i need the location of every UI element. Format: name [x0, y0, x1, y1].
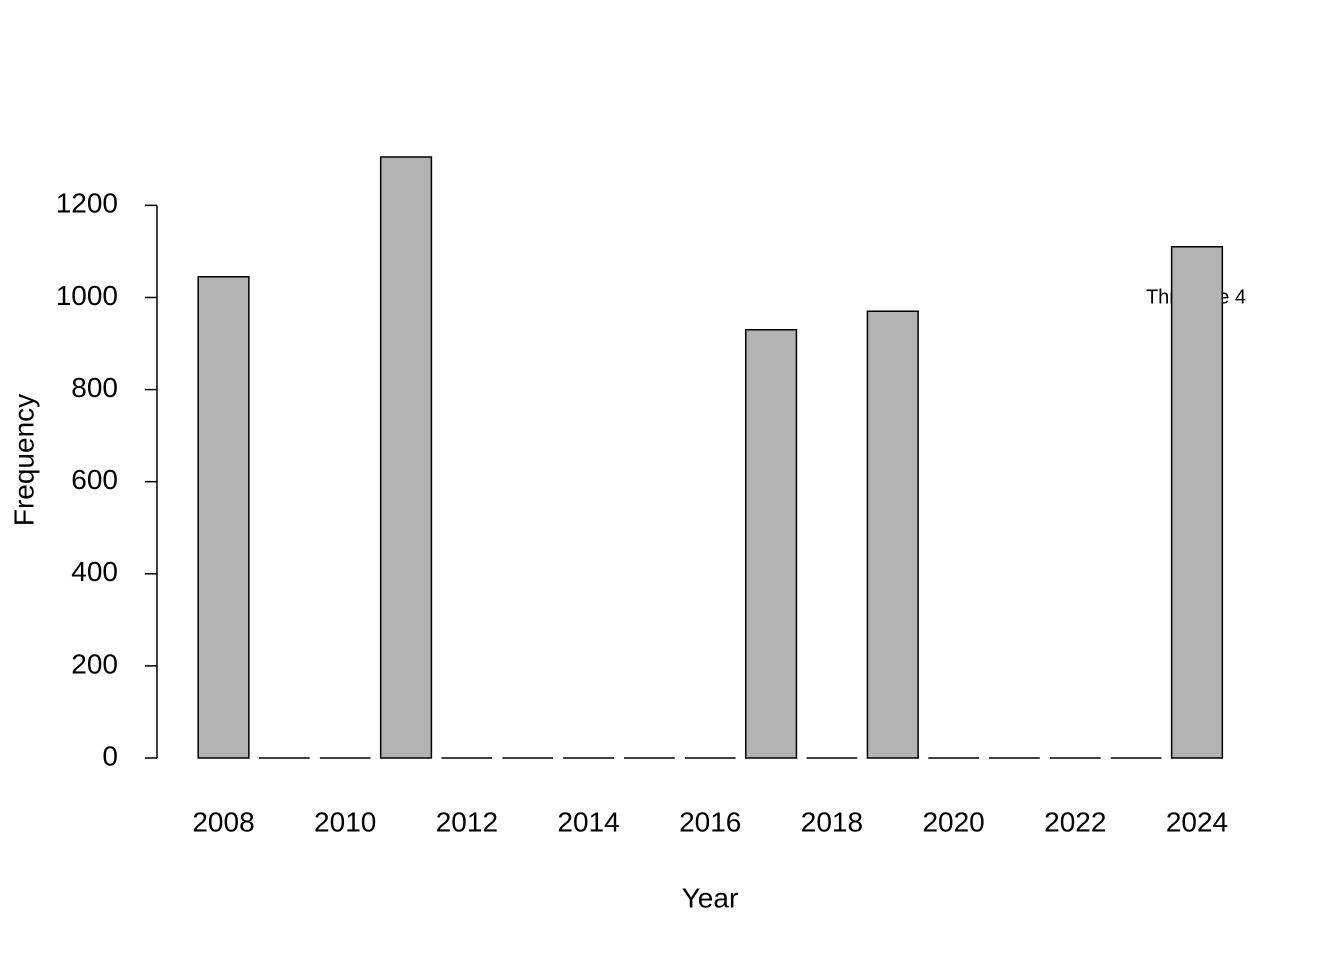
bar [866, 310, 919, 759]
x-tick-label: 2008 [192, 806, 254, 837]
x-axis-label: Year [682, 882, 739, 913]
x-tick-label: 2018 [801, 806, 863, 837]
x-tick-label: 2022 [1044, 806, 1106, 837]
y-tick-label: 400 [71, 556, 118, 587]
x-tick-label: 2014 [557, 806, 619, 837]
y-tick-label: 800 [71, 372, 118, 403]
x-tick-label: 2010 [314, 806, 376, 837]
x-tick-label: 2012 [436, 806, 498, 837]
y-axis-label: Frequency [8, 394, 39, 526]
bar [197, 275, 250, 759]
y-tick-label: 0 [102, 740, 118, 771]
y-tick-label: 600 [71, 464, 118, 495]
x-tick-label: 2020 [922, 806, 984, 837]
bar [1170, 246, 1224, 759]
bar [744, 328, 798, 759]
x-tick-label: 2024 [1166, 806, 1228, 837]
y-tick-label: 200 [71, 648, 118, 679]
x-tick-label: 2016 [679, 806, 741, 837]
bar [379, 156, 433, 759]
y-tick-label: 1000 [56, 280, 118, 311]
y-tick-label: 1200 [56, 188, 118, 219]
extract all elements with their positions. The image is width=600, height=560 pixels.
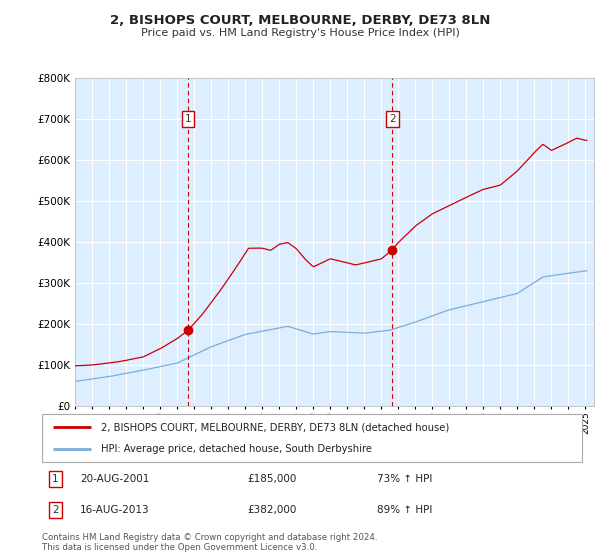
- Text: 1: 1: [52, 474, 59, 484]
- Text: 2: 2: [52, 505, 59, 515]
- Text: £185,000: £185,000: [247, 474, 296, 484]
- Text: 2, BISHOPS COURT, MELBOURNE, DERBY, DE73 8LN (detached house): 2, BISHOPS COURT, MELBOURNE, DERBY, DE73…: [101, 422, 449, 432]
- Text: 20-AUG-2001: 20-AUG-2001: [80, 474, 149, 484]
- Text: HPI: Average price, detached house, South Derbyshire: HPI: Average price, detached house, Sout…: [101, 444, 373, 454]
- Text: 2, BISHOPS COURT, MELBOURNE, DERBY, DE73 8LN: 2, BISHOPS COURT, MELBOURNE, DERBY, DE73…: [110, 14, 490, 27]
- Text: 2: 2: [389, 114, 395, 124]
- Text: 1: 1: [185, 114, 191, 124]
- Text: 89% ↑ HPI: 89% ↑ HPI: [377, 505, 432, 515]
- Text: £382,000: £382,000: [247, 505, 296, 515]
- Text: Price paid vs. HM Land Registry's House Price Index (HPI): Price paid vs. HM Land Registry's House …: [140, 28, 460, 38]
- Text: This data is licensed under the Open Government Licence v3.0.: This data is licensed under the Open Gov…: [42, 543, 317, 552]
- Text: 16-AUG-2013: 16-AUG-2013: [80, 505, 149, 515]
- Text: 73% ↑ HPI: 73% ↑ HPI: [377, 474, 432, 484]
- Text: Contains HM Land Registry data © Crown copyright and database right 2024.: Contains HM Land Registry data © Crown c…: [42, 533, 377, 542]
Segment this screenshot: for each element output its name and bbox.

* [What is asked]
Copy every row above word for word, without the pictures.

* [The reply]
i need the location of every UI element. Format: name [x0, y0, x1, y1].
bar [866, 310, 919, 759]
x-tick-label: 2008 [192, 806, 254, 837]
x-axis-label: Year [682, 882, 739, 913]
x-tick-label: 2018 [801, 806, 863, 837]
x-tick-label: 2022 [1044, 806, 1106, 837]
y-tick-label: 400 [71, 556, 118, 587]
x-tick-label: 2014 [557, 806, 619, 837]
y-tick-label: 800 [71, 372, 118, 403]
x-tick-label: 2010 [314, 806, 376, 837]
x-tick-label: 2012 [436, 806, 498, 837]
y-axis-label: Frequency [8, 394, 39, 526]
bar [197, 275, 250, 759]
y-tick-label: 0 [102, 740, 118, 771]
y-tick-label: 600 [71, 464, 118, 495]
x-tick-label: 2020 [922, 806, 984, 837]
bar [1170, 246, 1224, 759]
bar [744, 328, 798, 759]
x-tick-label: 2024 [1166, 806, 1228, 837]
y-tick-label: 200 [71, 648, 118, 679]
x-tick-label: 2016 [679, 806, 741, 837]
bar [379, 156, 433, 759]
y-tick-label: 1000 [56, 280, 118, 311]
y-tick-label: 1200 [56, 188, 118, 219]
extract all elements with their positions. The image is width=600, height=560 pixels.
- Text: 1: 1: [52, 474, 59, 484]
- Text: 2: 2: [52, 505, 59, 515]
- Text: £185,000: £185,000: [247, 474, 296, 484]
- Text: 2, BISHOPS COURT, MELBOURNE, DERBY, DE73 8LN (detached house): 2, BISHOPS COURT, MELBOURNE, DERBY, DE73…: [101, 422, 449, 432]
- Text: 20-AUG-2001: 20-AUG-2001: [80, 474, 149, 484]
- Text: HPI: Average price, detached house, South Derbyshire: HPI: Average price, detached house, Sout…: [101, 444, 373, 454]
- Text: 2, BISHOPS COURT, MELBOURNE, DERBY, DE73 8LN: 2, BISHOPS COURT, MELBOURNE, DERBY, DE73…: [110, 14, 490, 27]
- Text: 2: 2: [389, 114, 395, 124]
- Text: 1: 1: [185, 114, 191, 124]
- Text: 89% ↑ HPI: 89% ↑ HPI: [377, 505, 432, 515]
- Text: £382,000: £382,000: [247, 505, 296, 515]
- Text: Price paid vs. HM Land Registry's House Price Index (HPI): Price paid vs. HM Land Registry's House …: [140, 28, 460, 38]
- Text: This data is licensed under the Open Government Licence v3.0.: This data is licensed under the Open Gov…: [42, 543, 317, 552]
- Text: 16-AUG-2013: 16-AUG-2013: [80, 505, 149, 515]
- Text: 73% ↑ HPI: 73% ↑ HPI: [377, 474, 432, 484]
- Text: Contains HM Land Registry data © Crown copyright and database right 2024.: Contains HM Land Registry data © Crown c…: [42, 533, 377, 542]
Segment this screenshot: for each element output its name and bbox.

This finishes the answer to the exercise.